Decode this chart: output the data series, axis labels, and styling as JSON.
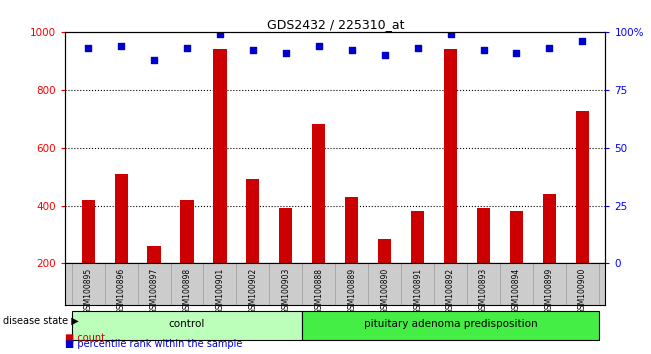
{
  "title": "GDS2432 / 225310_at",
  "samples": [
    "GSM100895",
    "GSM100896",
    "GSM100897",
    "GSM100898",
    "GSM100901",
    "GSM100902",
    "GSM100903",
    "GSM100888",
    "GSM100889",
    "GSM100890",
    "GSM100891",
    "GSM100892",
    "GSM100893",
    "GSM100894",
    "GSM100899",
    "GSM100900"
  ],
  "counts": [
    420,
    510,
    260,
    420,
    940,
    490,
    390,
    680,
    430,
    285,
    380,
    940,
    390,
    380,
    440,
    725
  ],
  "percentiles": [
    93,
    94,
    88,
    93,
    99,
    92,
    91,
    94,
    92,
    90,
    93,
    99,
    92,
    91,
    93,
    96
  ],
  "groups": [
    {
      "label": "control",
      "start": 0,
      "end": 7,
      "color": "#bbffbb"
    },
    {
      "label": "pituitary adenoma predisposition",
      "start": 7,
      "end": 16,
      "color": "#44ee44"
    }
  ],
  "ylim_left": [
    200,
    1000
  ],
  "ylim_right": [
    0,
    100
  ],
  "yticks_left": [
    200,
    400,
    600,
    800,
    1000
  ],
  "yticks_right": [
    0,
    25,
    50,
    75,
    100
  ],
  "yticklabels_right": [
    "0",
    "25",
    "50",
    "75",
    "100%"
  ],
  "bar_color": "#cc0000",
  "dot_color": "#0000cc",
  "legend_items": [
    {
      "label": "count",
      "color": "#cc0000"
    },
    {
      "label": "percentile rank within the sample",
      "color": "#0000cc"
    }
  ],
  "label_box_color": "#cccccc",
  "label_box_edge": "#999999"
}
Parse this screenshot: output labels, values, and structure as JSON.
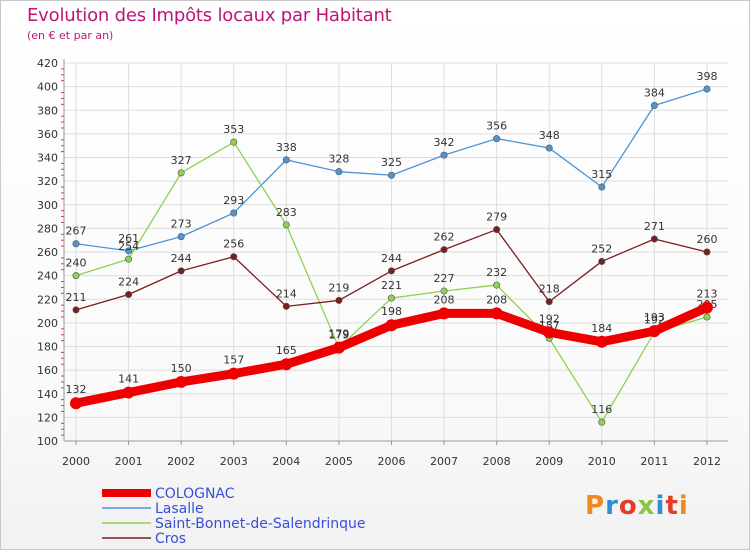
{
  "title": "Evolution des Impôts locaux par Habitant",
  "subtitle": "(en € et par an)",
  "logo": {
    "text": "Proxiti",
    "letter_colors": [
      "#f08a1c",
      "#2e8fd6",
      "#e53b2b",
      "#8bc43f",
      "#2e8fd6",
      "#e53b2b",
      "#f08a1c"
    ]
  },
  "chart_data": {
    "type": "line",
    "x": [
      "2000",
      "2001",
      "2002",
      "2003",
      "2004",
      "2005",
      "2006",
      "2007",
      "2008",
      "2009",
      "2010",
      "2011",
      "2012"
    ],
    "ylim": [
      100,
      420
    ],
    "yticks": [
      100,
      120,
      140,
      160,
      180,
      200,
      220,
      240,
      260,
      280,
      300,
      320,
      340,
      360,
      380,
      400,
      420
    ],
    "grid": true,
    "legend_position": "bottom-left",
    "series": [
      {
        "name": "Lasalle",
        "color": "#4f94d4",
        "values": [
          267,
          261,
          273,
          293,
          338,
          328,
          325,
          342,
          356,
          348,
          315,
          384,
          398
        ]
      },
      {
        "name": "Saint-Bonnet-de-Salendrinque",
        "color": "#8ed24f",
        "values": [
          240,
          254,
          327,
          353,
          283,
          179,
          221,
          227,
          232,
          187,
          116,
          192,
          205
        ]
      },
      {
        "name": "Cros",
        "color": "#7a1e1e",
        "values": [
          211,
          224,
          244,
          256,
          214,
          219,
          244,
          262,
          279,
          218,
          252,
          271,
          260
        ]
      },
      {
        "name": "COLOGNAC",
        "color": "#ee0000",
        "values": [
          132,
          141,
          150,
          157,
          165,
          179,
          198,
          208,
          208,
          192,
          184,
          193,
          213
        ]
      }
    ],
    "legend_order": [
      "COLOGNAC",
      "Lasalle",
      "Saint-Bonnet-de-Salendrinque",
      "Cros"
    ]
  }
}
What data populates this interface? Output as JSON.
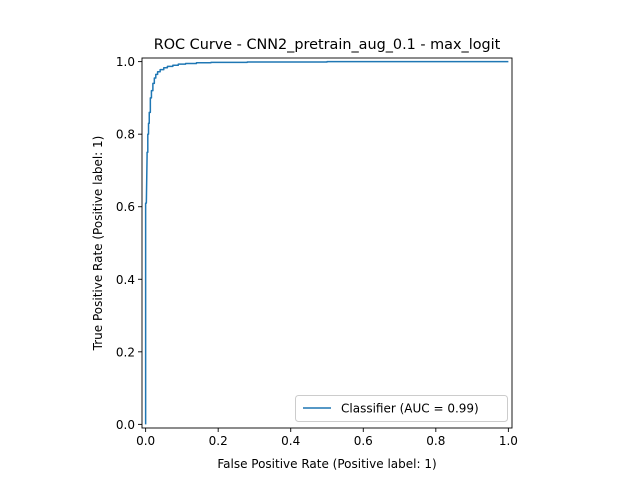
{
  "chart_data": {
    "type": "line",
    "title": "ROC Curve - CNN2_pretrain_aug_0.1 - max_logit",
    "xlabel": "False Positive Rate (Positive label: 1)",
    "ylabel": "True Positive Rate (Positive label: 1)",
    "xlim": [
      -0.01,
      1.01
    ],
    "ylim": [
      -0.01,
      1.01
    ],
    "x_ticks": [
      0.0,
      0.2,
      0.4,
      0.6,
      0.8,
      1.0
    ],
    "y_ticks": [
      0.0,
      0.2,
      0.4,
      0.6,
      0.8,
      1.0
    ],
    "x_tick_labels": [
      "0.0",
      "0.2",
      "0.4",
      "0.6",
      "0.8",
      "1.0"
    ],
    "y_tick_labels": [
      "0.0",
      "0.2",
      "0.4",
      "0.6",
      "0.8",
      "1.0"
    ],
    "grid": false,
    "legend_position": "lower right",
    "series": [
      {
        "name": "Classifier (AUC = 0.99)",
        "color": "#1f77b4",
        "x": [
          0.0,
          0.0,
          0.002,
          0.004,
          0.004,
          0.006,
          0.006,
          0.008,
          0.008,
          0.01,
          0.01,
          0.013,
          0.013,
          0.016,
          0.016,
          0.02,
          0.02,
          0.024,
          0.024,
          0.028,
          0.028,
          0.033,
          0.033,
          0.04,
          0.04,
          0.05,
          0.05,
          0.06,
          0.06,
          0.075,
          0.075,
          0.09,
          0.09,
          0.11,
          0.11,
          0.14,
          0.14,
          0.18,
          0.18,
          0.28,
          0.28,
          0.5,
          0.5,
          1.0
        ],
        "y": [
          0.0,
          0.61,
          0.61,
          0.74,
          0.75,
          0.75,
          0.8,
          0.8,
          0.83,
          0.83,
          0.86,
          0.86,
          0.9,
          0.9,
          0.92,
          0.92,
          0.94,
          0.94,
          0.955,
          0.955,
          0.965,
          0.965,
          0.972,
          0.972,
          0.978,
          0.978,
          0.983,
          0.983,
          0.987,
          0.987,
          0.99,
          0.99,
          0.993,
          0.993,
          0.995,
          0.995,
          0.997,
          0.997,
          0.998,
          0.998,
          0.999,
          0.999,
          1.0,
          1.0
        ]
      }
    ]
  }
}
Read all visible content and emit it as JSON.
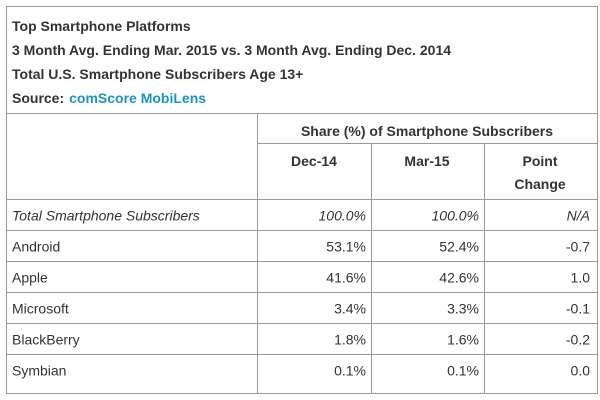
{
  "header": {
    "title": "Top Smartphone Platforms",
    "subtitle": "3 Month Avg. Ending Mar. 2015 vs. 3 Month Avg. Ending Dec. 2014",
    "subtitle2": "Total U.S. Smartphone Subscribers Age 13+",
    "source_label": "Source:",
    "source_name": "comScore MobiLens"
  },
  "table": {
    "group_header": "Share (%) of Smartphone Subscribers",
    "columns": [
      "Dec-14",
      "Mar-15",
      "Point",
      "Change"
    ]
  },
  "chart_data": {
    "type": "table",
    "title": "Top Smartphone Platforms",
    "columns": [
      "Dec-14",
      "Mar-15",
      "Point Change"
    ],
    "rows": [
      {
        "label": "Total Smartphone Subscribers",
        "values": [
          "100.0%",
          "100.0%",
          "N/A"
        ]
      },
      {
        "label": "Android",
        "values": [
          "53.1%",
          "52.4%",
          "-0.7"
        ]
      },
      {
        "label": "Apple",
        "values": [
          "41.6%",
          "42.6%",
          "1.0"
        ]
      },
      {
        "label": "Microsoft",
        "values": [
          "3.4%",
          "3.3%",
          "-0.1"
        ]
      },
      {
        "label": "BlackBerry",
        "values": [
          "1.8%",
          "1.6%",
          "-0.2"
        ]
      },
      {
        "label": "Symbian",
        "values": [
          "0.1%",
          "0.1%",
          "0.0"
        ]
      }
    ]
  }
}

◇ ◇ ◇ ◇ ◇

Problem: Repeat every record above exactly, but leave out any pictures.

Answer below:
Decode this chart: output the data series, axis labels, and styling as JSON.
{
  "title": "GDS2432 / 225310_at",
  "samples": [
    "GSM100895",
    "GSM100896",
    "GSM100897",
    "GSM100898",
    "GSM100901",
    "GSM100902",
    "GSM100903",
    "GSM100888",
    "GSM100889",
    "GSM100890",
    "GSM100891",
    "GSM100892",
    "GSM100893",
    "GSM100894",
    "GSM100899",
    "GSM100900"
  ],
  "counts": [
    420,
    510,
    260,
    420,
    940,
    490,
    390,
    680,
    430,
    285,
    380,
    940,
    390,
    380,
    440,
    725
  ],
  "percentiles": [
    93,
    94,
    88,
    93,
    99,
    92,
    91,
    94,
    92,
    90,
    93,
    99,
    92,
    91,
    93,
    96
  ],
  "groups": [
    {
      "label": "control",
      "start": 0,
      "end": 7,
      "color": "#bbffbb"
    },
    {
      "label": "pituitary adenoma predisposition",
      "start": 7,
      "end": 16,
      "color": "#44ee44"
    }
  ],
  "ylim_left": [
    200,
    1000
  ],
  "ylim_right": [
    0,
    100
  ],
  "yticks_left": [
    200,
    400,
    600,
    800,
    1000
  ],
  "yticks_right": [
    0,
    25,
    50,
    75,
    100
  ],
  "yticklabels_right": [
    "0",
    "25",
    "50",
    "75",
    "100%"
  ],
  "bar_color": "#cc0000",
  "dot_color": "#0000cc",
  "legend_items": [
    {
      "label": "count",
      "color": "#cc0000"
    },
    {
      "label": "percentile rank within the sample",
      "color": "#0000cc"
    }
  ],
  "label_box_color": "#cccccc",
  "label_box_edge": "#999999"
}
Parse this screenshot: output labels, values, and structure as JSON.
{
  "title": "Evolution des Impôts locaux par Habitant",
  "subtitle": "(en € et par an)",
  "logo": {
    "text": "Proxiti",
    "letter_colors": [
      "#f08a1c",
      "#2e8fd6",
      "#e53b2b",
      "#8bc43f",
      "#2e8fd6",
      "#e53b2b",
      "#f08a1c"
    ]
  },
  "chart_data": {
    "type": "line",
    "x": [
      "2000",
      "2001",
      "2002",
      "2003",
      "2004",
      "2005",
      "2006",
      "2007",
      "2008",
      "2009",
      "2010",
      "2011",
      "2012"
    ],
    "ylim": [
      100,
      420
    ],
    "yticks": [
      100,
      120,
      140,
      160,
      180,
      200,
      220,
      240,
      260,
      280,
      300,
      320,
      340,
      360,
      380,
      400,
      420
    ],
    "grid": true,
    "legend_position": "bottom-left",
    "series": [
      {
        "name": "Lasalle",
        "color": "#4f94d4",
        "values": [
          267,
          261,
          273,
          293,
          338,
          328,
          325,
          342,
          356,
          348,
          315,
          384,
          398
        ]
      },
      {
        "name": "Saint-Bonnet-de-Salendrinque",
        "color": "#8ed24f",
        "values": [
          240,
          254,
          327,
          353,
          283,
          179,
          221,
          227,
          232,
          187,
          116,
          192,
          205
        ]
      },
      {
        "name": "Cros",
        "color": "#7a1e1e",
        "values": [
          211,
          224,
          244,
          256,
          214,
          219,
          244,
          262,
          279,
          218,
          252,
          271,
          260
        ]
      },
      {
        "name": "COLOGNAC",
        "color": "#ee0000",
        "values": [
          132,
          141,
          150,
          157,
          165,
          179,
          198,
          208,
          208,
          192,
          184,
          193,
          213
        ]
      }
    ],
    "legend_order": [
      "COLOGNAC",
      "Lasalle",
      "Saint-Bonnet-de-Salendrinque",
      "Cros"
    ]
  }
}
What data populates this interface? Output as JSON.
{
  "chart_data": {
    "type": "line",
    "title": "ROC Curve - CNN2_pretrain_aug_0.1 - max_logit",
    "xlabel": "False Positive Rate (Positive label: 1)",
    "ylabel": "True Positive Rate (Positive label: 1)",
    "xlim": [
      -0.01,
      1.01
    ],
    "ylim": [
      -0.01,
      1.01
    ],
    "x_ticks": [
      0.0,
      0.2,
      0.4,
      0.6,
      0.8,
      1.0
    ],
    "y_ticks": [
      0.0,
      0.2,
      0.4,
      0.6,
      0.8,
      1.0
    ],
    "x_tick_labels": [
      "0.0",
      "0.2",
      "0.4",
      "0.6",
      "0.8",
      "1.0"
    ],
    "y_tick_labels": [
      "0.0",
      "0.2",
      "0.4",
      "0.6",
      "0.8",
      "1.0"
    ],
    "grid": false,
    "legend_position": "lower right",
    "series": [
      {
        "name": "Classifier (AUC = 0.99)",
        "color": "#1f77b4",
        "x": [
          0.0,
          0.0,
          0.002,
          0.004,
          0.004,
          0.006,
          0.006,
          0.008,
          0.008,
          0.01,
          0.01,
          0.013,
          0.013,
          0.016,
          0.016,
          0.02,
          0.02,
          0.024,
          0.024,
          0.028,
          0.028,
          0.033,
          0.033,
          0.04,
          0.04,
          0.05,
          0.05,
          0.06,
          0.06,
          0.075,
          0.075,
          0.09,
          0.09,
          0.11,
          0.11,
          0.14,
          0.14,
          0.18,
          0.18,
          0.28,
          0.28,
          0.5,
          0.5,
          1.0
        ],
        "y": [
          0.0,
          0.61,
          0.61,
          0.74,
          0.75,
          0.75,
          0.8,
          0.8,
          0.83,
          0.83,
          0.86,
          0.86,
          0.9,
          0.9,
          0.92,
          0.92,
          0.94,
          0.94,
          0.955,
          0.955,
          0.965,
          0.965,
          0.972,
          0.972,
          0.978,
          0.978,
          0.983,
          0.983,
          0.987,
          0.987,
          0.99,
          0.99,
          0.993,
          0.993,
          0.995,
          0.995,
          0.997,
          0.997,
          0.998,
          0.998,
          0.999,
          0.999,
          1.0,
          1.0
        ]
      }
    ]
  }
}
Read all visible content and emit it as JSON.
{
  "header": {
    "title": "Top Smartphone Platforms",
    "subtitle": "3 Month Avg. Ending Mar. 2015 vs. 3 Month Avg. Ending Dec. 2014",
    "subtitle2": "Total U.S. Smartphone Subscribers Age 13+",
    "source_label": "Source:",
    "source_name": "comScore MobiLens"
  },
  "table": {
    "group_header": "Share (%) of Smartphone Subscribers",
    "columns": [
      "Dec-14",
      "Mar-15",
      "Point",
      "Change"
    ]
  },
  "chart_data": {
    "type": "table",
    "title": "Top Smartphone Platforms",
    "columns": [
      "Dec-14",
      "Mar-15",
      "Point Change"
    ],
    "rows": [
      {
        "label": "Total Smartphone Subscribers",
        "values": [
          "100.0%",
          "100.0%",
          "N/A"
        ]
      },
      {
        "label": "Android",
        "values": [
          "53.1%",
          "52.4%",
          "-0.7"
        ]
      },
      {
        "label": "Apple",
        "values": [
          "41.6%",
          "42.6%",
          "1.0"
        ]
      },
      {
        "label": "Microsoft",
        "values": [
          "3.4%",
          "3.3%",
          "-0.1"
        ]
      },
      {
        "label": "BlackBerry",
        "values": [
          "1.8%",
          "1.6%",
          "-0.2"
        ]
      },
      {
        "label": "Symbian",
        "values": [
          "0.1%",
          "0.1%",
          "0.0"
        ]
      }
    ]
  }
}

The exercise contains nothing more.